## LISTED ENTRIES

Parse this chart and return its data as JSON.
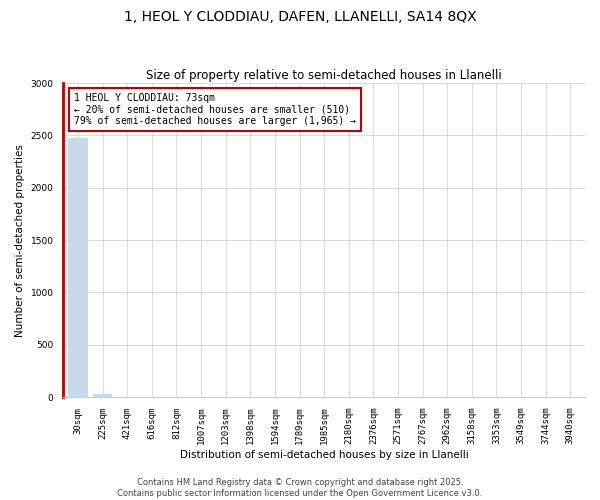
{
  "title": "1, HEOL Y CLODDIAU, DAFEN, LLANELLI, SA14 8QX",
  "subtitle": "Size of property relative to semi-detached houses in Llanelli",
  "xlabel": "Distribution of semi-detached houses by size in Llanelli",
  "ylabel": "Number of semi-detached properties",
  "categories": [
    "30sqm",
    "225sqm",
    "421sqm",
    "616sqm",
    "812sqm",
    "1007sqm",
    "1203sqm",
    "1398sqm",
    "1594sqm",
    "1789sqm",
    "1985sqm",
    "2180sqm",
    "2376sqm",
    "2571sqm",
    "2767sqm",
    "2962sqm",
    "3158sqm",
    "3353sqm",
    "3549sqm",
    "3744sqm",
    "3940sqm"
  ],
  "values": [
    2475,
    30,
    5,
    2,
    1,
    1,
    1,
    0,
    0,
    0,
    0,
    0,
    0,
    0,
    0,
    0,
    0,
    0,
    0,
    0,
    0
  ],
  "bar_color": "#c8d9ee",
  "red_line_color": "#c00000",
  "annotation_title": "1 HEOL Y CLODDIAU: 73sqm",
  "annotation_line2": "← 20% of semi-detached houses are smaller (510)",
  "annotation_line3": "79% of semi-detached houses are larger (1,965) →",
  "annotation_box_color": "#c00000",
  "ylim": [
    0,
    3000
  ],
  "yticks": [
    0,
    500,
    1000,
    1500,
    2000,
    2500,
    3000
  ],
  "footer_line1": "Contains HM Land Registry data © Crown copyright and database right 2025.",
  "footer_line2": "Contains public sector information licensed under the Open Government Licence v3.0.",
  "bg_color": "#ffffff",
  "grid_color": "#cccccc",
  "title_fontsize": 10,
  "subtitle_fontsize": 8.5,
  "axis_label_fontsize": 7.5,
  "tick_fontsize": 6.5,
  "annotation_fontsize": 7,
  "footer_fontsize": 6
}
...
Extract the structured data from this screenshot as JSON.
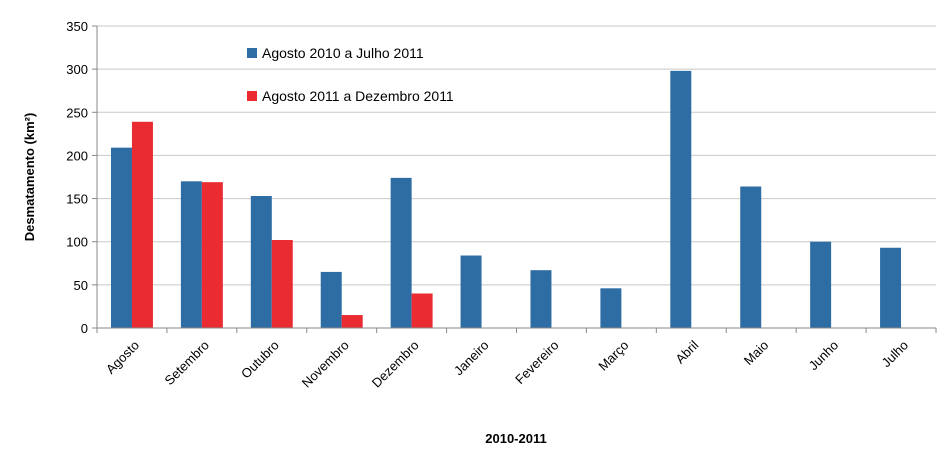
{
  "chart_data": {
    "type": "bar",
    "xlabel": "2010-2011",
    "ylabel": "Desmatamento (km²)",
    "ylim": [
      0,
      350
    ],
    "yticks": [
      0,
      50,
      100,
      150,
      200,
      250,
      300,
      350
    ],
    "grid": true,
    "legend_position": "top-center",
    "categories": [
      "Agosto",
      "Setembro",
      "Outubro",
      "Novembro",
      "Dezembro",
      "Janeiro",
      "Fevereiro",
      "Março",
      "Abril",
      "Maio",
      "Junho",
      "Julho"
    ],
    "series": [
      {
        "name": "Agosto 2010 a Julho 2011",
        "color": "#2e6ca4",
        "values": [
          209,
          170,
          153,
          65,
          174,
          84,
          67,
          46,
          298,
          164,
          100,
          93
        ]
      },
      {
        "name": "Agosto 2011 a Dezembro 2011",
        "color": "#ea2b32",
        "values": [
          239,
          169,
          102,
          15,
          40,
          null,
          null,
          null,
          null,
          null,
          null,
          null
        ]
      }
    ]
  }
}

## GIVEN REQUEST
From the material above, gather all lines that include the string "ylabel" and copy them.

## WRITTEN REPLY
  "ylabel": "Number of semi-detached properties",
    "ylabel": "Desmatamento (km²)",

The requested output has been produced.